> _AIM OF THE TASK_:
Each entry that follows is to be retyped exactly. Pictures do not belong in the copy.
=-=-=-=-=
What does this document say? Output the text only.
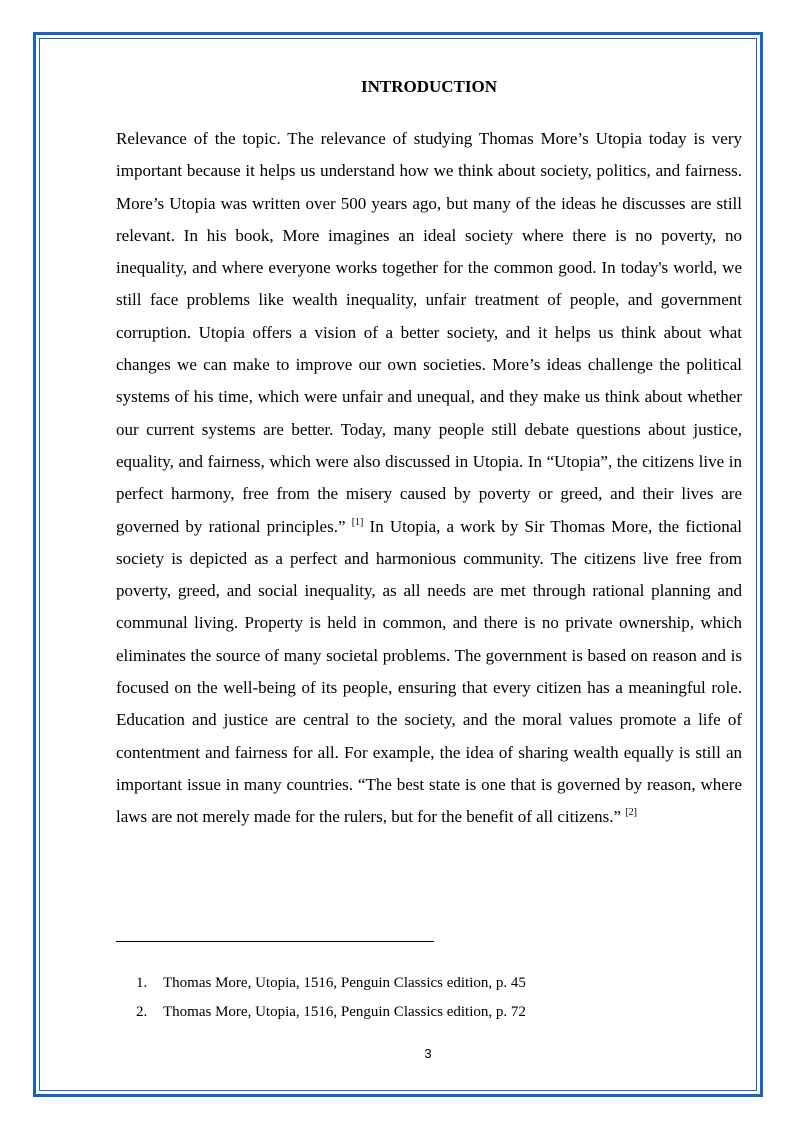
INTRODUCTION

Relevance of the topic. The relevance of studying Thomas More’s Utopia today is very important because it helps us understand how we think about society, politics, and fairness. More’s Utopia was written over 500 years ago, but many of the ideas he discusses are still relevant. In his book, More imagines an ideal society where there is no poverty, no inequality, and where everyone works together for the common good. In today's world, we still face problems like wealth inequality, unfair treatment of people, and government corruption. Utopia offers a vision of a better society, and it helps us think about what changes we can make to improve our own societies. More’s ideas challenge the political systems of his time, which were unfair and unequal, and they make us think about whether our current systems are better. Today, many people still debate questions about justice, equality, and fairness, which were also discussed in Utopia. In “Utopia”, the citizens live in perfect harmony, free from the misery caused by poverty or greed, and their lives are governed by rational principles.” [1] In Utopia, a work by Sir Thomas More, the fictional society is depicted as a perfect and harmonious community. The citizens live free from poverty, greed, and social inequality, as all needs are met through rational planning and communal living. Property is held in common, and there is no private ownership, which eliminates the source of many societal problems. The government is based on reason and is focused on the well-being of its people, ensuring that every citizen has a meaningful role. Education and justice are central to the society, and the moral values promote a life of contentment and fairness for all. For example, the idea of sharing wealth equally is still an important issue in many countries. “The best state is one that is governed by reason, where laws are not merely made for the rulers, but for the benefit of all citizens.” [2]

1.	Thomas More, Utopia, 1516, Penguin Classics edition, p. 45
2.	Thomas More, Utopia, 1516, Penguin Classics edition, p. 72
3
=-=-=-=-=
> _TASK RESPONSE_:
What does this document say? Output the text only.
INTRODUCTION

Relevance of the topic. The relevance of studying Thomas More’s Utopia today is very important because it helps us understand how we think about society, politics, and fairness. More’s Utopia was written over 500 years ago, but many of the ideas he discusses are still relevant. In his book, More imagines an ideal society where there is no poverty, no inequality, and where everyone works together for the common good. In today's world, we still face problems like wealth inequality, unfair treatment of people, and government corruption. Utopia offers a vision of a better society, and it helps us think about what changes we can make to improve our own societies. More’s ideas challenge the political systems of his time, which were unfair and unequal, and they make us think about whether our current systems are better. Today, many people still debate questions about justice, equality, and fairness, which were also discussed in Utopia. In “Utopia”, the citizens live in perfect harmony, free from the misery caused by poverty or greed, and their lives are governed by rational principles.” [1] In Utopia, a work by Sir Thomas More, the fictional society is depicted as a perfect and harmonious community. The citizens live free from poverty, greed, and social inequality, as all needs are met through rational planning and communal living. Property is held in common, and there is no private ownership, which eliminates the source of many societal problems. The government is based on reason and is focused on the well-being of its people, ensuring that every citizen has a meaningful role. Education and justice are central to the society, and the moral values promote a life of contentment and fairness for all. For example, the idea of sharing wealth equally is still an important issue in many countries. “The best state is one that is governed by reason, where laws are not merely made for the rulers, but for the benefit of all citizens.” [2]

1.	Thomas More, Utopia, 1516, Penguin Classics edition, p. 45
2.	Thomas More, Utopia, 1516, Penguin Classics edition, p. 72
3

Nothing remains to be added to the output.